[Records contained in a dataset]
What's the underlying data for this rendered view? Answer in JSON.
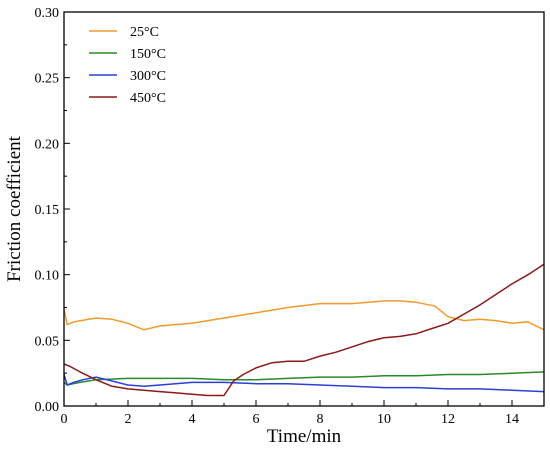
{
  "chart_data": {
    "type": "line",
    "title": "",
    "xlabel": "Time/min",
    "ylabel": "Friction coefficient",
    "xlim": [
      0,
      15
    ],
    "ylim": [
      0,
      0.3
    ],
    "xticks": [
      0,
      2,
      4,
      6,
      8,
      10,
      12,
      14
    ],
    "xtick_labels": [
      "0",
      "2",
      "4",
      "6",
      "8",
      "10",
      "12",
      "14"
    ],
    "yticks": [
      0,
      0.05,
      0.1,
      0.15,
      0.2,
      0.25,
      0.3
    ],
    "ytick_labels": [
      "0.00",
      "0.05",
      "0.10",
      "0.15",
      "0.20",
      "0.25",
      "0.30"
    ],
    "grid": false,
    "legend_position": "top-left",
    "series": [
      {
        "name": "25°C",
        "color": "#F39A2D",
        "x": [
          0,
          0.1,
          0.3,
          1,
          1.5,
          2,
          2.5,
          3,
          4,
          5,
          6,
          7,
          8,
          9,
          10,
          10.5,
          11,
          11.6,
          12,
          12.5,
          13,
          13.5,
          14,
          14.5,
          15
        ],
        "y": [
          0.074,
          0.062,
          0.064,
          0.067,
          0.066,
          0.063,
          0.058,
          0.061,
          0.063,
          0.067,
          0.071,
          0.075,
          0.078,
          0.078,
          0.08,
          0.08,
          0.079,
          0.076,
          0.068,
          0.065,
          0.066,
          0.065,
          0.063,
          0.064,
          0.058
        ]
      },
      {
        "name": "150°C",
        "color": "#2A8A2A",
        "x": [
          0,
          0.1,
          0.3,
          0.5,
          1,
          2,
          3,
          4,
          5,
          6,
          7,
          8,
          9,
          10,
          11,
          12,
          13,
          14,
          15
        ],
        "y": [
          0.018,
          0.016,
          0.017,
          0.018,
          0.02,
          0.021,
          0.021,
          0.021,
          0.02,
          0.02,
          0.021,
          0.022,
          0.022,
          0.023,
          0.023,
          0.024,
          0.024,
          0.025,
          0.026
        ]
      },
      {
        "name": "300°C",
        "color": "#2B3FD6",
        "x": [
          0,
          0.1,
          0.3,
          0.6,
          1,
          1.5,
          2,
          2.5,
          3,
          4,
          5,
          6,
          7,
          8,
          9,
          10,
          11,
          12,
          13,
          14,
          15
        ],
        "y": [
          0.024,
          0.016,
          0.018,
          0.02,
          0.022,
          0.019,
          0.016,
          0.015,
          0.016,
          0.018,
          0.018,
          0.017,
          0.017,
          0.016,
          0.015,
          0.014,
          0.014,
          0.013,
          0.013,
          0.012,
          0.011
        ]
      },
      {
        "name": "450°C",
        "color": "#8B1A1A",
        "x": [
          0,
          0.2,
          0.5,
          1,
          1.5,
          2,
          2.5,
          3,
          3.5,
          4,
          4.5,
          5,
          5.3,
          5.6,
          6,
          6.5,
          7,
          7.5,
          8,
          8.5,
          9,
          9.5,
          10,
          10.5,
          11,
          11.5,
          12,
          12.5,
          13,
          13.5,
          14,
          14.5,
          15
        ],
        "y": [
          0.032,
          0.03,
          0.026,
          0.02,
          0.015,
          0.013,
          0.012,
          0.011,
          0.01,
          0.009,
          0.008,
          0.008,
          0.019,
          0.024,
          0.029,
          0.033,
          0.034,
          0.034,
          0.038,
          0.041,
          0.045,
          0.049,
          0.052,
          0.053,
          0.055,
          0.059,
          0.063,
          0.07,
          0.077,
          0.085,
          0.093,
          0.1,
          0.108
        ]
      }
    ]
  }
}
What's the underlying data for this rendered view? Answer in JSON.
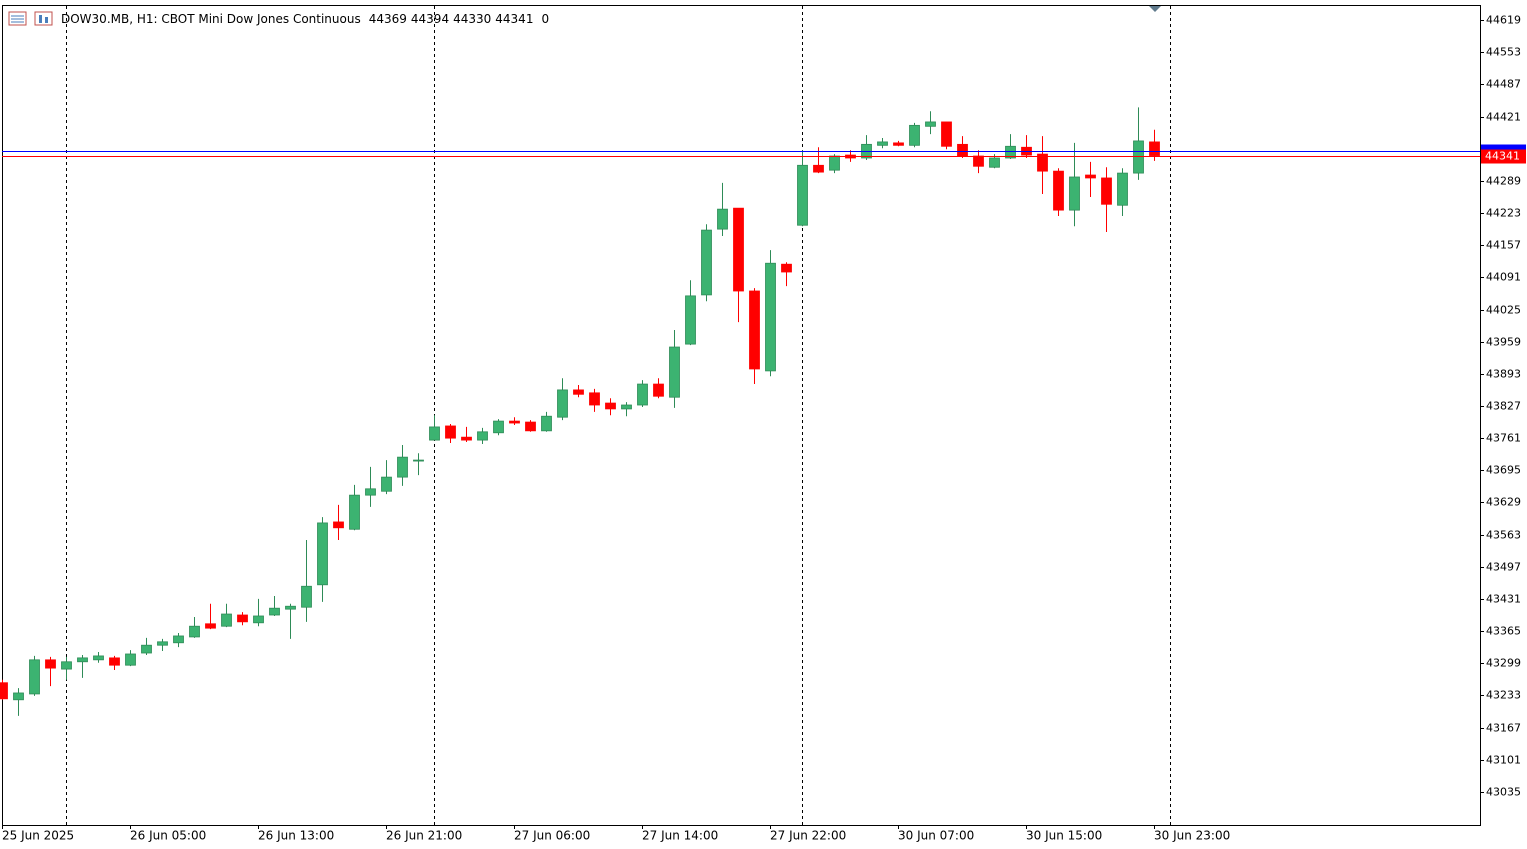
{
  "chart_data": {
    "type": "candlestick",
    "title": "DOW30.MB, H1:  CBOT Mini Dow Jones Continuous",
    "header_tail": "0",
    "categories": [
      "25 Jun 2025",
      null,
      null,
      null,
      null,
      null,
      null,
      null,
      "26 Jun 05:00",
      null,
      null,
      null,
      null,
      null,
      null,
      null,
      "26 Jun 13:00",
      null,
      null,
      null,
      null,
      null,
      null,
      null,
      "26 Jun 21:00",
      null,
      null,
      null,
      null,
      null,
      null,
      null,
      "27 Jun 06:00",
      null,
      null,
      null,
      null,
      null,
      null,
      null,
      "27 Jun 14:00",
      null,
      null,
      null,
      null,
      null,
      null,
      null,
      "27 Jun 22:00",
      null,
      null,
      null,
      null,
      null,
      null,
      null,
      "30 Jun 07:00",
      null,
      null,
      null,
      null,
      null,
      null,
      null,
      "30 Jun 15:00",
      null,
      null,
      null,
      null,
      null,
      null,
      null,
      "30 Jun 23:00"
    ],
    "open": [
      43259,
      43224,
      43236,
      43306,
      43287,
      43302,
      43306,
      43310,
      43295,
      43320,
      43336,
      43341,
      43353,
      43380,
      43375,
      43398,
      43382,
      43398,
      43410,
      43414,
      43460,
      43589,
      43574,
      43644,
      43652,
      43681,
      43714,
      43757,
      43786,
      43763,
      43757,
      43772,
      43796,
      43794,
      43776,
      43804,
      43860,
      43854,
      43833,
      43821,
      43829,
      43872,
      43845,
      43954,
      44055,
      44190,
      44233,
      44063,
      43899,
      44118,
      44198,
      44321,
      44311,
      44342,
      44336,
      44362,
      44367,
      44362,
      44401,
      44410,
      44364,
      44340,
      44317,
      44336,
      44358,
      44344,
      44309,
      44229,
      44301,
      44295,
      44239,
      44305,
      44369
    ],
    "high": [
      43265,
      43248,
      43314,
      43312,
      43312,
      43316,
      43322,
      43314,
      43326,
      43351,
      43349,
      43361,
      43394,
      43421,
      43421,
      43404,
      43431,
      43437,
      43421,
      43552,
      43599,
      43624,
      43665,
      43702,
      43716,
      43747,
      43730,
      43808,
      43790,
      43784,
      43782,
      43800,
      43804,
      43798,
      43815,
      43884,
      43870,
      43862,
      43843,
      43835,
      43880,
      43884,
      43983,
      44085,
      44200,
      44285,
      44233,
      44069,
      44147,
      44122,
      44352,
      44358,
      44344,
      44352,
      44383,
      44377,
      44371,
      44408,
      44432,
      44410,
      44381,
      44352,
      44344,
      44385,
      44383,
      44381,
      44315,
      44367,
      44328,
      44317,
      44315,
      44440,
      44394
    ],
    "low": [
      43224,
      43191,
      43232,
      43252,
      43265,
      43269,
      43300,
      43285,
      43293,
      43316,
      43324,
      43332,
      43351,
      43369,
      43373,
      43377,
      43375,
      43396,
      43349,
      43384,
      43425,
      43552,
      43572,
      43620,
      43646,
      43663,
      43685,
      43757,
      43751,
      43753,
      43749,
      43767,
      43788,
      43774,
      43774,
      43798,
      43845,
      43815,
      43808,
      43806,
      43825,
      43843,
      43823,
      43952,
      44042,
      44176,
      43999,
      43872,
      43888,
      44073,
      44196,
      44305,
      44305,
      44328,
      44332,
      44356,
      44360,
      44358,
      44385,
      44354,
      44336,
      44305,
      44315,
      44334,
      44336,
      44262,
      44217,
      44196,
      44256,
      44184,
      44217,
      44291,
      44330
    ],
    "close": [
      43226,
      43238,
      43306,
      43289,
      43302,
      43310,
      43314,
      43295,
      43318,
      43336,
      43343,
      43355,
      43375,
      43371,
      43400,
      43384,
      43396,
      43412,
      43416,
      43457,
      43587,
      43577,
      43644,
      43657,
      43681,
      43722,
      43716,
      43784,
      43761,
      43757,
      43774,
      43796,
      43792,
      43776,
      43806,
      43860,
      43851,
      43829,
      43821,
      43829,
      43872,
      43847,
      43948,
      44053,
      44188,
      44231,
      44063,
      43903,
      44120,
      44102,
      44321,
      44307,
      44340,
      44336,
      44364,
      44369,
      44362,
      44403,
      44410,
      44360,
      44340,
      44319,
      44336,
      44360,
      44342,
      44309,
      44229,
      44297,
      44295,
      44241,
      44305,
      44371,
      44341
    ],
    "up_color": "#3cb371",
    "down_color": "#ff0000",
    "ylim": [
      42967,
      44650
    ],
    "yticks": [
      44619,
      44553,
      44487,
      44421,
      44355,
      44289,
      44223,
      44157,
      44091,
      44025,
      43959,
      43893,
      43827,
      43761,
      43695,
      43629,
      43563,
      43497,
      43431,
      43365,
      43299,
      43233,
      43167,
      43101,
      43035
    ],
    "ask_line": {
      "value": 44350,
      "color": "#0000ff"
    },
    "bid_line": {
      "value": 44341,
      "color": "#ff0000"
    }
  }
}
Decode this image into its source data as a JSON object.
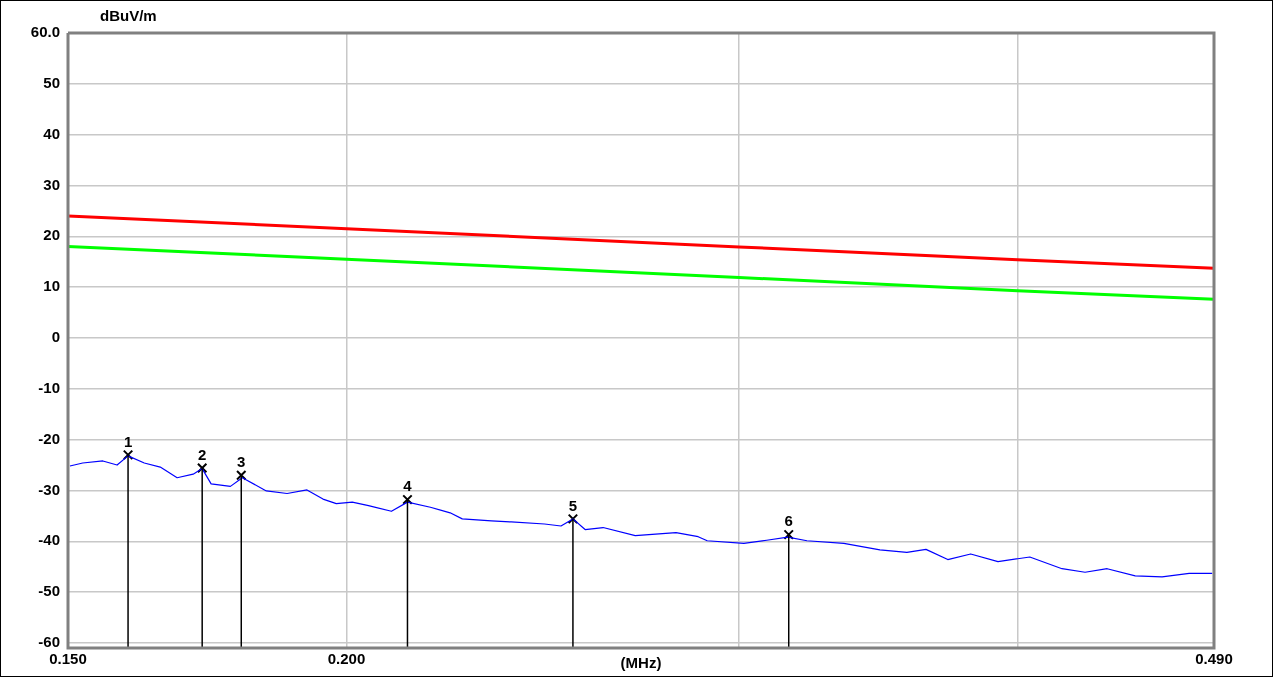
{
  "chart_data": {
    "type": "line",
    "xlabel": "(MHz)",
    "ylabel": "dBuV/m",
    "log": "x",
    "xlim": [
      0.15,
      0.49
    ],
    "xticks": [
      {
        "value": 0.15,
        "label": "0.150"
      },
      {
        "value": 0.2,
        "label": "0.200"
      },
      {
        "value": 0.3,
        "label": null
      },
      {
        "value": 0.4,
        "label": null
      },
      {
        "value": 0.49,
        "label": "0.490"
      }
    ],
    "ylim": [
      -61,
      60
    ],
    "yticks": [
      -60,
      -50,
      -40,
      -30,
      -20,
      -10,
      0,
      10,
      20,
      30,
      40,
      50,
      {
        "value": 60,
        "label": "60.0"
      }
    ],
    "grid": true,
    "legend": false,
    "marker": "none",
    "line_style": "solid",
    "series": [
      {
        "color": "#ff0000",
        "x": [
          0.15,
          0.2,
          0.3,
          0.4,
          0.49
        ],
        "values": [
          24,
          21.5,
          17.9,
          15.4,
          13.7
        ]
      },
      {
        "color": "#00ff00",
        "x": [
          0.15,
          0.2,
          0.3,
          0.4,
          0.49
        ],
        "values": [
          18,
          15.5,
          11.9,
          9.3,
          7.6
        ]
      },
      {
        "color": "#0000ff",
        "x": [
          0.1503,
          0.1523,
          0.1555,
          0.1578,
          0.1596,
          0.1623,
          0.165,
          0.1679,
          0.1707,
          0.1723,
          0.1739,
          0.1774,
          0.1796,
          0.1841,
          0.1881,
          0.192,
          0.1952,
          0.1979,
          0.2012,
          0.2046,
          0.2095,
          0.213,
          0.2181,
          0.2226,
          0.2254,
          0.2323,
          0.2371,
          0.2454,
          0.2496,
          0.2527,
          0.2559,
          0.2607,
          0.2695,
          0.2811,
          0.2876,
          0.2903,
          0.3015,
          0.3087,
          0.3155,
          0.3218,
          0.3343,
          0.347,
          0.3568,
          0.3639,
          0.3722,
          0.3811,
          0.392,
          0.4051,
          0.4188,
          0.4289,
          0.4388,
          0.4517,
          0.4644,
          0.4776,
          0.4891
        ],
        "values": [
          -25.2,
          -24.6,
          -24.2,
          -25.0,
          -23.2,
          -24.6,
          -25.4,
          -27.5,
          -26.8,
          -25.7,
          -28.7,
          -29.2,
          -27.5,
          -30.1,
          -30.6,
          -29.9,
          -31.7,
          -32.6,
          -32.3,
          -33.0,
          -34.1,
          -32.3,
          -33.3,
          -34.4,
          -35.6,
          -36.0,
          -36.2,
          -36.6,
          -37.0,
          -35.6,
          -37.7,
          -37.3,
          -38.9,
          -38.3,
          -39.1,
          -39.9,
          -40.4,
          -39.8,
          -39.2,
          -39.9,
          -40.4,
          -41.7,
          -42.2,
          -41.6,
          -43.6,
          -42.5,
          -44.0,
          -43.1,
          -45.4,
          -46.1,
          -45.4,
          -46.8,
          -47.0,
          -46.3,
          -46.3
        ]
      },
      {
        "type": "lollipop",
        "color": "#000000",
        "marker": "cross",
        "x": [
          0.1596,
          0.1723,
          0.1794,
          0.213,
          0.2527,
          0.3158
        ],
        "values": [
          -23.0,
          -25.6,
          -27.0,
          -31.8,
          -35.6,
          -38.7
        ]
      }
    ],
    "annotations": [
      {
        "text": "1",
        "x": 0.1596,
        "y": -23.0
      },
      {
        "text": "2",
        "x": 0.1723,
        "y": -25.6
      },
      {
        "text": "3",
        "x": 0.1794,
        "y": -27.0
      },
      {
        "text": "4",
        "x": 0.213,
        "y": -31.8
      },
      {
        "text": "5",
        "x": 0.2527,
        "y": -35.6
      },
      {
        "text": "6",
        "x": 0.3158,
        "y": -38.7
      }
    ]
  }
}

EXERCISE DESCRIPTION:
Copy out every line from the material above in which the word "ylabel" appears.

ANSWER TO THE TASK:
    "ylabel": "Friction coefficient",
    "ylabel": "dBuV/m",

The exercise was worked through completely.